■ AIM OF THE TASK
Find the word "arrow" in the records below. List each line containing it.

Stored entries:
(begin)
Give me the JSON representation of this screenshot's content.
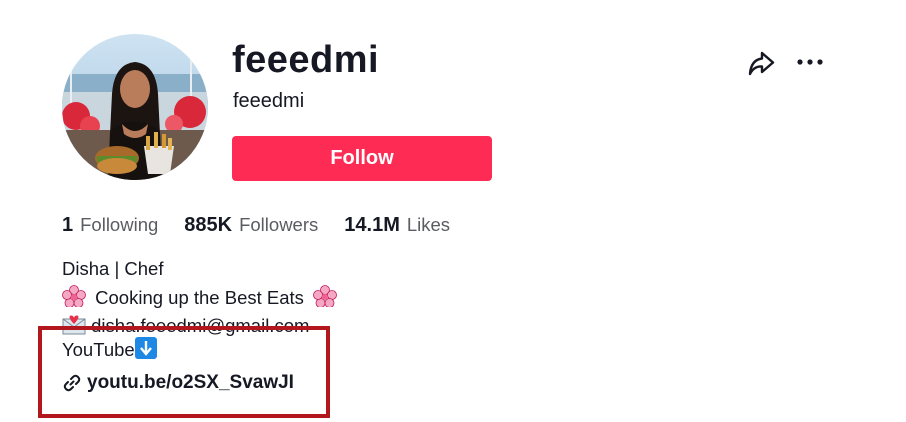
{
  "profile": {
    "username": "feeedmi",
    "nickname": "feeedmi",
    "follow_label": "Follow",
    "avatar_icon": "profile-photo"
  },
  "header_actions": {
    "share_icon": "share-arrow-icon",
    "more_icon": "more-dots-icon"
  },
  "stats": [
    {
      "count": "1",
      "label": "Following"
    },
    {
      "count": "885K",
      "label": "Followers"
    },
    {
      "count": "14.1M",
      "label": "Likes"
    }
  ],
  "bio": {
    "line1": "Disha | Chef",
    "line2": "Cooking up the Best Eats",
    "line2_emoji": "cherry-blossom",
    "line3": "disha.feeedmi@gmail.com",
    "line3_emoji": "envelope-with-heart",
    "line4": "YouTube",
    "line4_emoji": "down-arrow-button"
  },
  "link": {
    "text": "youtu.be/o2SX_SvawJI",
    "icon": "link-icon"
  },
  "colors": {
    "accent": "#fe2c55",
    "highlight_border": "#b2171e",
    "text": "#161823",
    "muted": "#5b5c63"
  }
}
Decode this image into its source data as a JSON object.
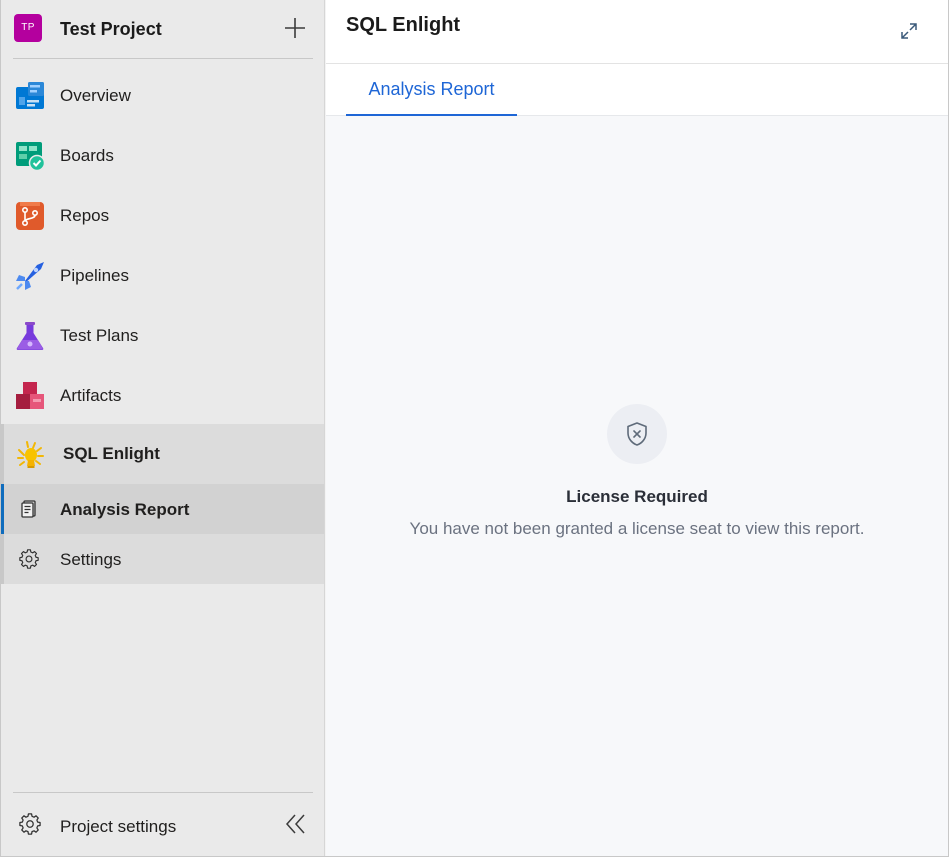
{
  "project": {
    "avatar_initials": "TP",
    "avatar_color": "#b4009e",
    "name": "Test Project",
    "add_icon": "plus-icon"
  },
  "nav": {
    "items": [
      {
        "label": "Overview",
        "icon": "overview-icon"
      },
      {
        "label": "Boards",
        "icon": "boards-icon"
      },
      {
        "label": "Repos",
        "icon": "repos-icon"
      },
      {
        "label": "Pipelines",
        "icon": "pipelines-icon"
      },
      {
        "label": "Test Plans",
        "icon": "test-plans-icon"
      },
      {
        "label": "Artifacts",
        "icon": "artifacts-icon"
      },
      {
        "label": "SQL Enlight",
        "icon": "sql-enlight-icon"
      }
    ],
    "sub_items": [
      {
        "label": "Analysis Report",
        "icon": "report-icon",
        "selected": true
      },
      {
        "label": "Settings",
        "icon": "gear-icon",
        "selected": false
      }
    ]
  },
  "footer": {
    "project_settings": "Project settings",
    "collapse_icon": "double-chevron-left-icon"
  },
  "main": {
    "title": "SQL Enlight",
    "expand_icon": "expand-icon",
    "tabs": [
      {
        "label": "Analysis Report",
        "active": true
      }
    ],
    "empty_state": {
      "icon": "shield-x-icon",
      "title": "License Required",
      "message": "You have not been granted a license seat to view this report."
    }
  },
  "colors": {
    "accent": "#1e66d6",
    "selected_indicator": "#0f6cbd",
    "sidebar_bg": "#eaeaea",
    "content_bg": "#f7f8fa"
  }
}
(end)
■ EXERCISE SOLUTION
    "share_icon": "share-arrow-icon",
    "line4_emoji": "down-arrow-button"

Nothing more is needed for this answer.